_Aim_. Print, exactly and with both ends included, the lines below that run from the one containing "Give me the" to the one containing "Extract the structured". Pictures are omitted.

[BEGIN Data listing]

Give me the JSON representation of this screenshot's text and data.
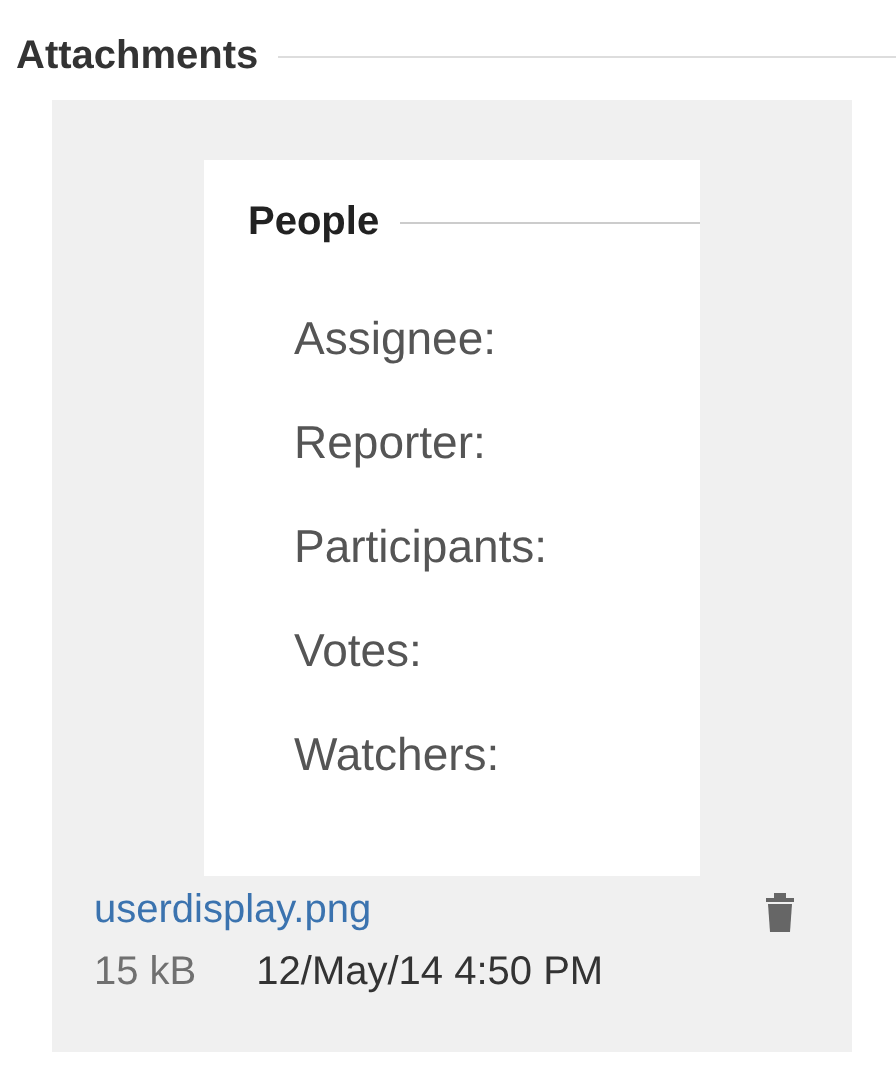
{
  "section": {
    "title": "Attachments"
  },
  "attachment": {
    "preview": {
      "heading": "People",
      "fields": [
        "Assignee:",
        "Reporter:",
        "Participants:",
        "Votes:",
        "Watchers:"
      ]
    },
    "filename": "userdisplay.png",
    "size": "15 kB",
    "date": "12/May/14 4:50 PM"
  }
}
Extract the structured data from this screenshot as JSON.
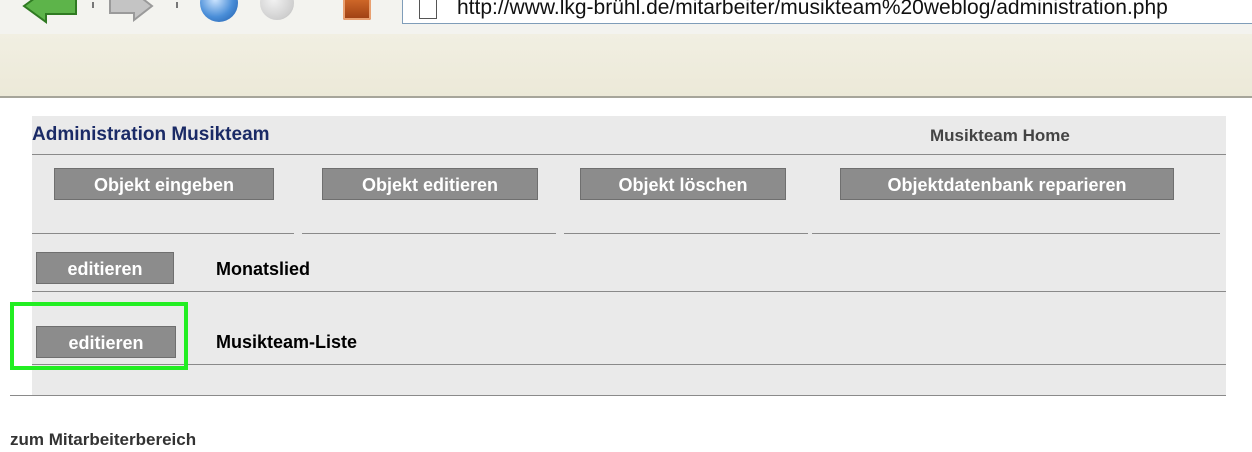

[END Data listing]
[BEGIN Data listing]

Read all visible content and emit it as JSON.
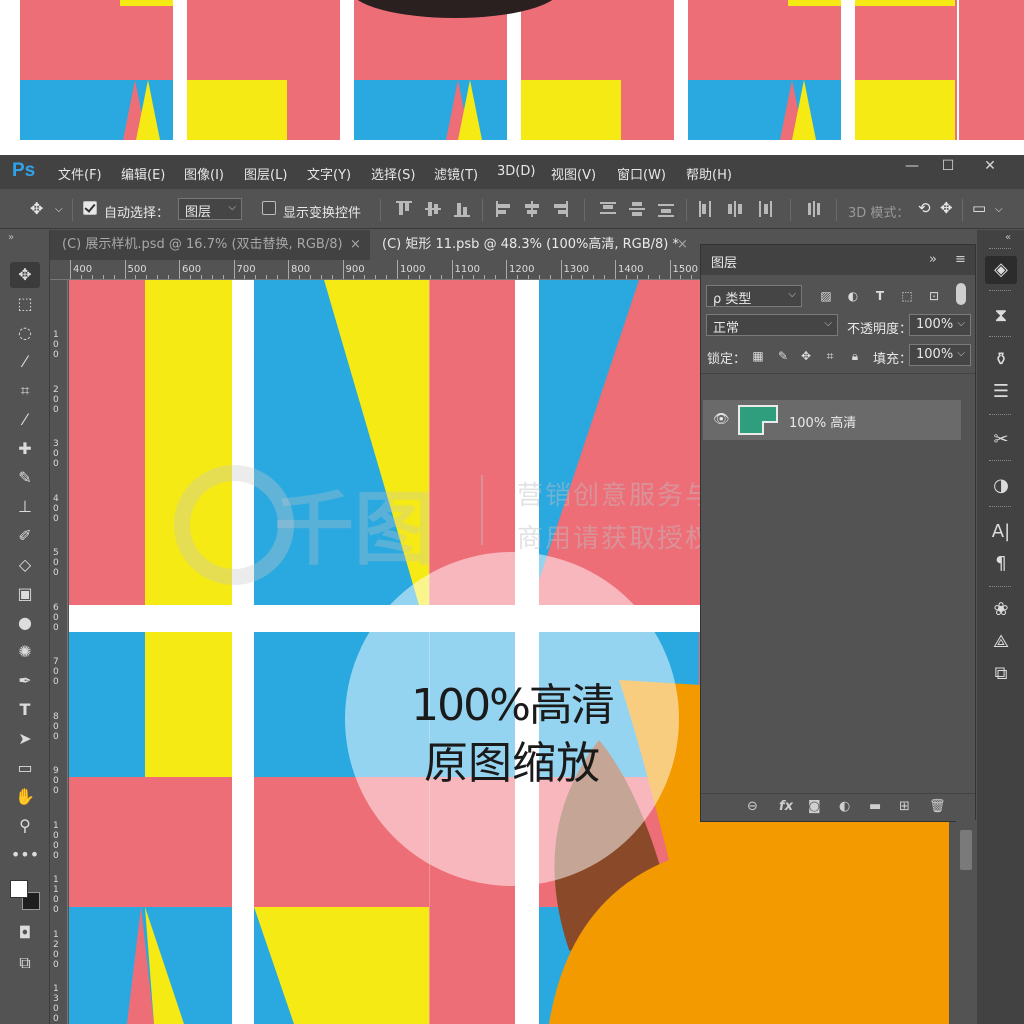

[END Data listing]

_Solution to this task_.
Give me the JSON representation of this screenshot's text and data.
{
  "section": {
    "title": "Attachments"
  },
  "attachment": {
    "preview": {
      "heading": "People",
      "fields": [
        "Assignee:",
        "Reporter:",
        "Participants:",
        "Votes:",
        "Watchers:"
      ]
    },
    "filename": "userdisplay.png",
    "size": "15 kB",
    "date": "12/May/14 4:50 PM"
  }
}
Extract the structured data from this screenshot as JSON.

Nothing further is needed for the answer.